S-móvel indo-europeu
Nos estudos indo-europeus, o termo s-móvel (do termo 's-mobile', um adjetivo neutro latino) designa um fenômeno em que certas raizes protoindo-europeias parecem iniciar por *s-, que nem sempre está presente em todos os derivados. Assim, é por vezes representado no reflexo da raiz em alguns termos, mas não em outros. O fato de que não há consistência sobre quais grupos linguísticos retêm o s-móvel em certos casos é uma evidência que de trata-se de um fenômeno próprio do protoindo-europeu, e não um elemento adicionado ou perdido em períodos posteriores da história de línguas particulares.
Descrição geral
[editar | editar código-fonte]Este prefixo "móvel",*s-, aparece no início de algumas raízes protoindo-europeias, mas está ausente de outras ocorrências da mesma raiz. Por exemplo, o radical *(s)táwros (touro, talvez 'auroque'), dá origem ao latim taurus e ao inglês antigo steor (steer em inglês moderno), ambos significando 'touro'. Ambas as variantes existiam lado a lado no protoindo-europeu, com o germânico preservando as formas *steuraz e *þeuraz respectivamente, enquanto itálico, celta, eslavo e outros ramos possuem palavras para 'touro' que refletem a raiz sem o *s. Compare: gótico stiur, alemão Stier, avéstico staora (gado); mas nórdico antigo þjórr (thiórr), grego tauros, latim taurus , antigo eslavo eclesiástico turъ (tur'), lituano tauras, galês tarw, irlandês antigo tarb, osco turuf, e o albanês taroç.
Em outros casos, é o germânico que preserva apenas a forma sem o s-móvel. A raiz protoindo-europeia *(s)teg-,'cobertura', tem como descendentes o inglês thatch ('palha', do inglês antigo þeccan), alemão decken, 'cobrir', latim tegō 'cobrir', porém as formas gregas stégō, 'cobrir' e russa stog, 'monte de palha', possuem o s inicial.
Às vezes, desenvolvimentos subsequentes podem tratar as formas com e sem o s-móvel de modo diferente. Por exemplo, segundo a Lei de Grimm, o *p protoindo-europeu torna-se o *f protogermânico, porém a combinação *sp não é afetada por esse fenômeno. Assim, a raiz *(s)prek-, que significava provavelmente algo como 'espalhar', possui duas formas descendentes em inglês: sprinkle 'borrifar' (da forma nasalizada *sprenk-) e freckle 'sardas' (da raiz *prek-).
O s-móvel é sempre seguido por outra consoante. As combinações típicas são com oclusivas surdas: *(s)p-, *(s)t-, *(s)k-; com líquidas e nasais: *(s)l-, *(s)m-, *(s)n-; e raramente *(s)w-.

- LINHAS DE DADOS -
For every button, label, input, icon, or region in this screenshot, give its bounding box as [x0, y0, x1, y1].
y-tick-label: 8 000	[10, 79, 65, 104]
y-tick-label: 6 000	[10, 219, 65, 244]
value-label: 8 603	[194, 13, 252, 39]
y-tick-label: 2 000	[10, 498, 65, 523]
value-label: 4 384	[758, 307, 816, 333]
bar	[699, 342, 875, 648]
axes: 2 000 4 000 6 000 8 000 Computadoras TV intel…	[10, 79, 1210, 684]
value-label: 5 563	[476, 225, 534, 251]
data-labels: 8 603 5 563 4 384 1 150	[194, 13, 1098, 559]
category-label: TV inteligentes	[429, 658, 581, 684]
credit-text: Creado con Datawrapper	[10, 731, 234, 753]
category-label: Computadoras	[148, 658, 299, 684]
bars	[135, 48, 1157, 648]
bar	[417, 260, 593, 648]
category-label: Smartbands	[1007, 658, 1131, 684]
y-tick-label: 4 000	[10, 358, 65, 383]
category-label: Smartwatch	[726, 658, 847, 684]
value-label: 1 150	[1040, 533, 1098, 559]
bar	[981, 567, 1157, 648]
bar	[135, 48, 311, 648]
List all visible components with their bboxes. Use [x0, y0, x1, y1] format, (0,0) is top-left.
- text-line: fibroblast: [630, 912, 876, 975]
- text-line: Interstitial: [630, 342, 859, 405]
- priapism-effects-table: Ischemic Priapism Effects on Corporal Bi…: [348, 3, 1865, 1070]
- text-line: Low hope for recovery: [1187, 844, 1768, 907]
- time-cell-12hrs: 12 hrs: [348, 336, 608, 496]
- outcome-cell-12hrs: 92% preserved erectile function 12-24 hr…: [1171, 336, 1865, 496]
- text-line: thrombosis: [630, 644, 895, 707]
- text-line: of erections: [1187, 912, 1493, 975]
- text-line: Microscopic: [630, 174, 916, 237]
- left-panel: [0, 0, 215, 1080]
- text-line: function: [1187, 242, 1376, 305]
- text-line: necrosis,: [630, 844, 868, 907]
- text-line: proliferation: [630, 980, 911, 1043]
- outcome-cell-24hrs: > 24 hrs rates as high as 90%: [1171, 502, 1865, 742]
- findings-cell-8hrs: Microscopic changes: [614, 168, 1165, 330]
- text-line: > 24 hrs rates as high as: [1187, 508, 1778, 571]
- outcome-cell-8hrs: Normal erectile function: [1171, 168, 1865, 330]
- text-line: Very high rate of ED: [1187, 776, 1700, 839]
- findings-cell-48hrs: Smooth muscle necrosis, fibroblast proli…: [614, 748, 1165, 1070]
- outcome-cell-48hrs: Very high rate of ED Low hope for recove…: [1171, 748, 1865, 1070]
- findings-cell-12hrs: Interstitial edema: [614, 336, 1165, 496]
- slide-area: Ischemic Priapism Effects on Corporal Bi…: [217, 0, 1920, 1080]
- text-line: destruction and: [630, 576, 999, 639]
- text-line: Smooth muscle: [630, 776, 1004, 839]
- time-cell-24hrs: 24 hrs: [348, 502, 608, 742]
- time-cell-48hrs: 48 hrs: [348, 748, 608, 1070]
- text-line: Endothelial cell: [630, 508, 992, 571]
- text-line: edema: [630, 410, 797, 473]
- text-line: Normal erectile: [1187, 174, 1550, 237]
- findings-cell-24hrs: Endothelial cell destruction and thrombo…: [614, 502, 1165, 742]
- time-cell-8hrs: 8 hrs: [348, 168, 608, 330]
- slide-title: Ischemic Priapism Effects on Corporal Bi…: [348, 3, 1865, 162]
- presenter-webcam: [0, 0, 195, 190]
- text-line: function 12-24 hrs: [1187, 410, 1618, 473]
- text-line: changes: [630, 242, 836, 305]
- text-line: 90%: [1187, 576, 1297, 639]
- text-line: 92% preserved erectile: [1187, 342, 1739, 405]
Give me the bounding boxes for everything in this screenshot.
* * *
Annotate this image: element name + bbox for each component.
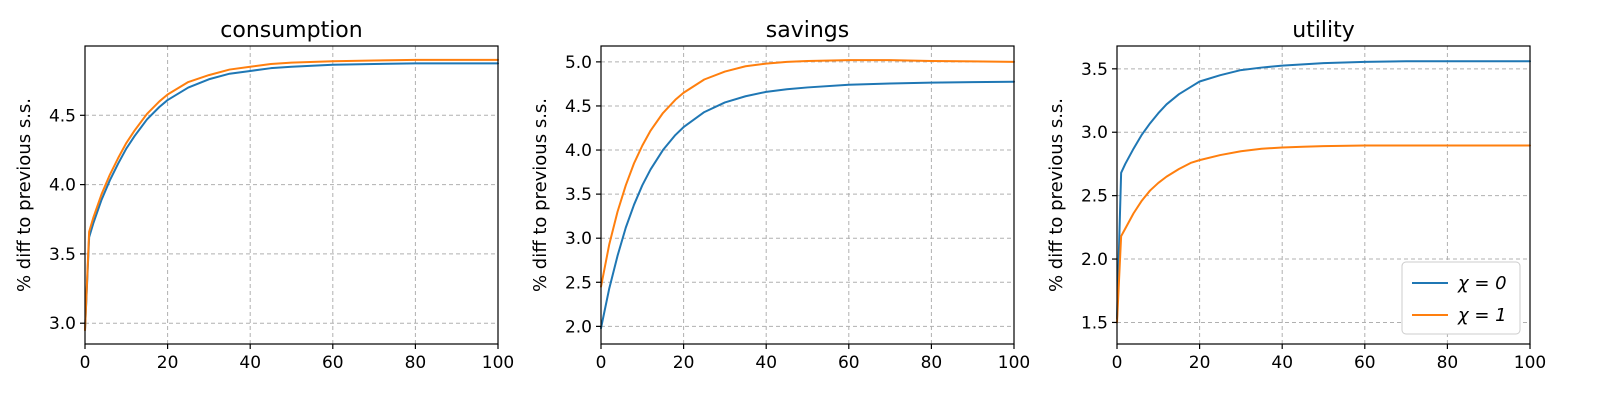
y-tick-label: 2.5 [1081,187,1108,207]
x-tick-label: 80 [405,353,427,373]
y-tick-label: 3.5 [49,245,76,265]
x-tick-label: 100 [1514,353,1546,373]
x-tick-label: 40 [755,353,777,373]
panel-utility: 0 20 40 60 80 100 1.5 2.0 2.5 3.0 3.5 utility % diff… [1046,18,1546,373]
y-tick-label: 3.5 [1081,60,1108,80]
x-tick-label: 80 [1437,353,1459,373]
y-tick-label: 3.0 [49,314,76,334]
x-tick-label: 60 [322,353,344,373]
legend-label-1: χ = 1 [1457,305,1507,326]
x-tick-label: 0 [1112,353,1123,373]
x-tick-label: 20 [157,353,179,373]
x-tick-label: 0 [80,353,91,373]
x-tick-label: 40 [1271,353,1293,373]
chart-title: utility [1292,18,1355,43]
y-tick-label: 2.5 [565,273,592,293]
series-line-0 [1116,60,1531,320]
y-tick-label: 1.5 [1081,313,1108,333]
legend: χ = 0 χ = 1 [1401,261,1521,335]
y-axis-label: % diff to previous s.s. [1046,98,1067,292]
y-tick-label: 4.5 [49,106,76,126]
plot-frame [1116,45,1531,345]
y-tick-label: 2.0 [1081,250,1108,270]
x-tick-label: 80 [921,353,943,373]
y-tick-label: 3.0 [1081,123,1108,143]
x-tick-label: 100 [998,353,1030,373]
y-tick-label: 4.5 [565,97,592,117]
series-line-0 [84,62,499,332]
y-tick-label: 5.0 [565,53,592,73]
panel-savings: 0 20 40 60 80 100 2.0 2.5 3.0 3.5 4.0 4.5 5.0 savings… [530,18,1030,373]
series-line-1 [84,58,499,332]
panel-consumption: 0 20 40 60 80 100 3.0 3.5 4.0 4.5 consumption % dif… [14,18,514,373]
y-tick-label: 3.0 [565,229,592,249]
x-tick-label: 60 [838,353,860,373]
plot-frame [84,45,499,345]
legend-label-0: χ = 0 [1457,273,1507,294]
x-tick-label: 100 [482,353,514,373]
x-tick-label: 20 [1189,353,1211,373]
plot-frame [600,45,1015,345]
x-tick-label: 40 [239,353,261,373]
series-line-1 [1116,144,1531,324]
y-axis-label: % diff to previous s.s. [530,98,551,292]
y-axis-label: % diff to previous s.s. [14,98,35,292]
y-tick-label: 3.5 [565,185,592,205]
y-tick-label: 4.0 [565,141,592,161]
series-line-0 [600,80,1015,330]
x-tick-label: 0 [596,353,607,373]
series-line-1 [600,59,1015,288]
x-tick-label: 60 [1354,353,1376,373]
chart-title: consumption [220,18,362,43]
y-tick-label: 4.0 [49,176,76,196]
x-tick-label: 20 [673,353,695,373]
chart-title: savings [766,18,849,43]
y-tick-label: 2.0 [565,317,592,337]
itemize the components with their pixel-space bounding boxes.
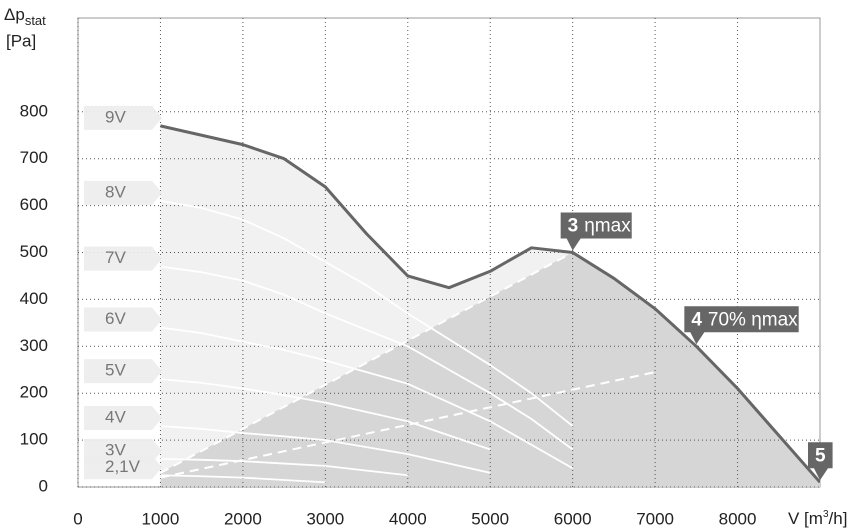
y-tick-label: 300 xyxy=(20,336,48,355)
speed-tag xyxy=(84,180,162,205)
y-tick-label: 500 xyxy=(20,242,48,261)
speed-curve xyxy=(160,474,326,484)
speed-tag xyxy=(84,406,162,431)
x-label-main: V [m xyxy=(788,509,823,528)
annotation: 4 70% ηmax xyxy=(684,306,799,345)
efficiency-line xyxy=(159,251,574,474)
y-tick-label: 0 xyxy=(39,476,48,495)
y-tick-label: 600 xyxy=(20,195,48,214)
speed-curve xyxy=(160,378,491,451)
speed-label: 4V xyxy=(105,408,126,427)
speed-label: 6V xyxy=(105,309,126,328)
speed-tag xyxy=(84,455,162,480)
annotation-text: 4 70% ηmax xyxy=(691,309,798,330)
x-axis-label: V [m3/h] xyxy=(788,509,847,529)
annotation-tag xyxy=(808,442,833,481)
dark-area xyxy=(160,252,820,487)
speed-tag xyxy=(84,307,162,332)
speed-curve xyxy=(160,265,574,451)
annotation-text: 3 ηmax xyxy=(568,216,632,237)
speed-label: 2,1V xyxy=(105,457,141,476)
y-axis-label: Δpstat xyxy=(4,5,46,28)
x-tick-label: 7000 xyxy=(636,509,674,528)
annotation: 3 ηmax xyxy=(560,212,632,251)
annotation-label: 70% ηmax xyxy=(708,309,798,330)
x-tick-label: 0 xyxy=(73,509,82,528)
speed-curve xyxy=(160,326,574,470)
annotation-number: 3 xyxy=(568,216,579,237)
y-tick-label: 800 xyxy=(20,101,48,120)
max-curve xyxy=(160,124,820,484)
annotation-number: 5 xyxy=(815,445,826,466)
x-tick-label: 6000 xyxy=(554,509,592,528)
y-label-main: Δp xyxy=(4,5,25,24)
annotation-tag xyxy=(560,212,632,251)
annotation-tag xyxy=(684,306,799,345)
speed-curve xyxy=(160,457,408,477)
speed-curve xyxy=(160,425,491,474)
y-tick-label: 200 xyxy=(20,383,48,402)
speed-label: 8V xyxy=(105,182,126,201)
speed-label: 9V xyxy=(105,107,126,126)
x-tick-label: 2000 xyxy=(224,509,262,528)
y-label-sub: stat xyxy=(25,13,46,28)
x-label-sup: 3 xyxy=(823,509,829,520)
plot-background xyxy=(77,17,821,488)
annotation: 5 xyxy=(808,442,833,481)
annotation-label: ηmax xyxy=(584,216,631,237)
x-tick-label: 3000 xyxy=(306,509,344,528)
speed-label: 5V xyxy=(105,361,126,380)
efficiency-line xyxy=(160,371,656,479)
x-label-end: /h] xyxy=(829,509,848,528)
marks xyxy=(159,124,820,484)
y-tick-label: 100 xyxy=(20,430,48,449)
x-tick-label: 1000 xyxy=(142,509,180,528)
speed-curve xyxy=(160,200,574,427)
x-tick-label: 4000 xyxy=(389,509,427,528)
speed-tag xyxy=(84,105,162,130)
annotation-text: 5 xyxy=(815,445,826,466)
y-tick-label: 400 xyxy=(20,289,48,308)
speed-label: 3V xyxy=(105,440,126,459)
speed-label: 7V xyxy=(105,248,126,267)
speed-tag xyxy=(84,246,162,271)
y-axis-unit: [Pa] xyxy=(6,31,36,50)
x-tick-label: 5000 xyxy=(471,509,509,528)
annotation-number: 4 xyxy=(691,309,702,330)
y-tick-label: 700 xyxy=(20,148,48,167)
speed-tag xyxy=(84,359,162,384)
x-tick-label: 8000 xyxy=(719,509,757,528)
---
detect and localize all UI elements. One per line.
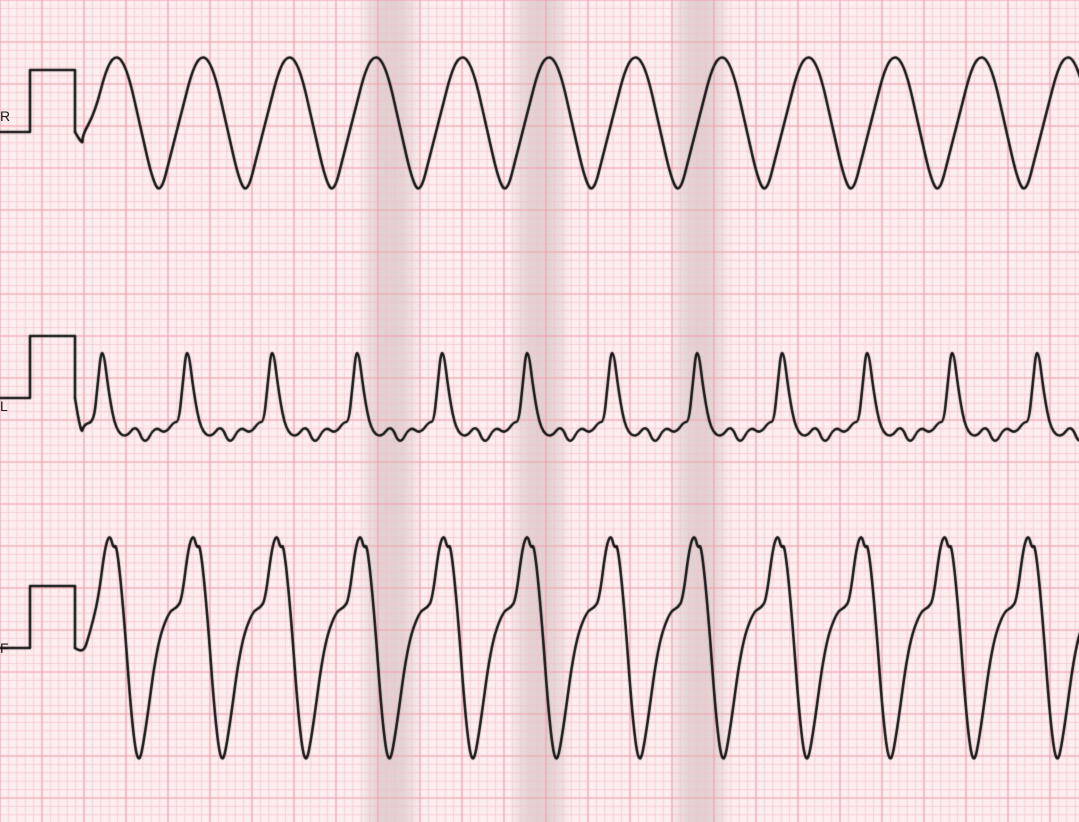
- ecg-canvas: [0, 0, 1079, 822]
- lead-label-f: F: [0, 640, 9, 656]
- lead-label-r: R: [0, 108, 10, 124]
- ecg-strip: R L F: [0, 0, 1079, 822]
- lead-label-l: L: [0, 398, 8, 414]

- EXERCÍCIO ESCRITO A -
Quais combinações do s-móvel com a consoante seguinte são citadas no trecho sobre o s-móvel indo-europeu, incluindo a que ocorre raramente?
- EXERCÍCIO ESCRITO B -
Dê prosseguimento ao trecho sobre o s-móvel indo-europeu a partir da última frase.

- RESPOSTA ESPERADA A -
*(s)p-, *(s)t-, *(s)k-, *(s)l-, *(s)m-, *(s)n- e, raramente, *(s)w-.

- RESPOSTA ESPERADA B -
Origens
[editar | editar código-fonte]Uma teoria sobre a origem do s-móvel é a de que ele foi influenciado pelo sufixo da palavra anterior; muitos sufixos flexionais do protoindo-europeu são reconstruídos como terminados em *s, incluindo o nominativo singular e acusativo plural de muitos substantivos. O s-móvel pode, portanto, ser visto como uma interferência entre as palavras, uma espécie de sândi. Assim, por exemplo, enquanto uma alternância entre *péḱyont e *spéḱyont (ambas significando 'eles viram') pode ser difícil de imaginar, uma alternância entre *wĺ̥kʷoms péḱyont e *wĺ̥kʷoms spéḱyont ('eles viram os lobos'[1] ) é plausível. Ambas variantes ainda seriam pronunciadas de formas diferentes, pois o duplo -ss- é distinto de um único -s- (compare a pronúncia de dois altos e dois saltos), mas nesse caso, a alternância agora pode ser entendida como um simples processo de geminação (diplicação) ou degeminação.
Isso pode ser entendido de dois modos:
- Geminação (*s→*ss): nesse caso, a forma sem o *s- é a original. O hábito de duplicar o fonema na junção das palavras, causa o segundo -*s-, que é compreendido com parte da segunda palavra. Isso é um tipo de assimilação. Obviamente, isso não pode acontecer em formas relacionadas utilizadas em diferentes posições sintáticas, de modo que a forma original sem o *s- sobrevive independentemente. Essa é a explicação fornecida por Andrew Sihler.
- Degeminação (*ss→*s): nesse caso, a forma com o *s- é a original. Quando adjacente a um sufixo terminado em *-s, ocorre a geminação. Na fala corrente, ele é reduzido a um simples *-s-, que é compreendido como pertencente ao elemento anterior, deixando a palavra seguinte sem o *s- inicial. Essa explicação é mais popular entre linguistas por duas razões: primeiro, porque uma simplificação de *ss é observada em outras situações no protoindo-europeu (por exemplo *h1és-si → *h1ési: vide cópula indo-europeia); e segundo, porque a maioria das raízes protoindo-europeias iniciando com os encontros consonantais *sp-, *st-, etc possuem variantes sem o *s-, enquanto, por outro lado, há várias raízes iniciando com *p-, *t-, etc que não possuem uma forma iniciando com s-móvel equivalente. Se as formas sem o *s- fossem originais, haveria o problema de explicar por quê tal fenômeno não era mais comum e abrangente.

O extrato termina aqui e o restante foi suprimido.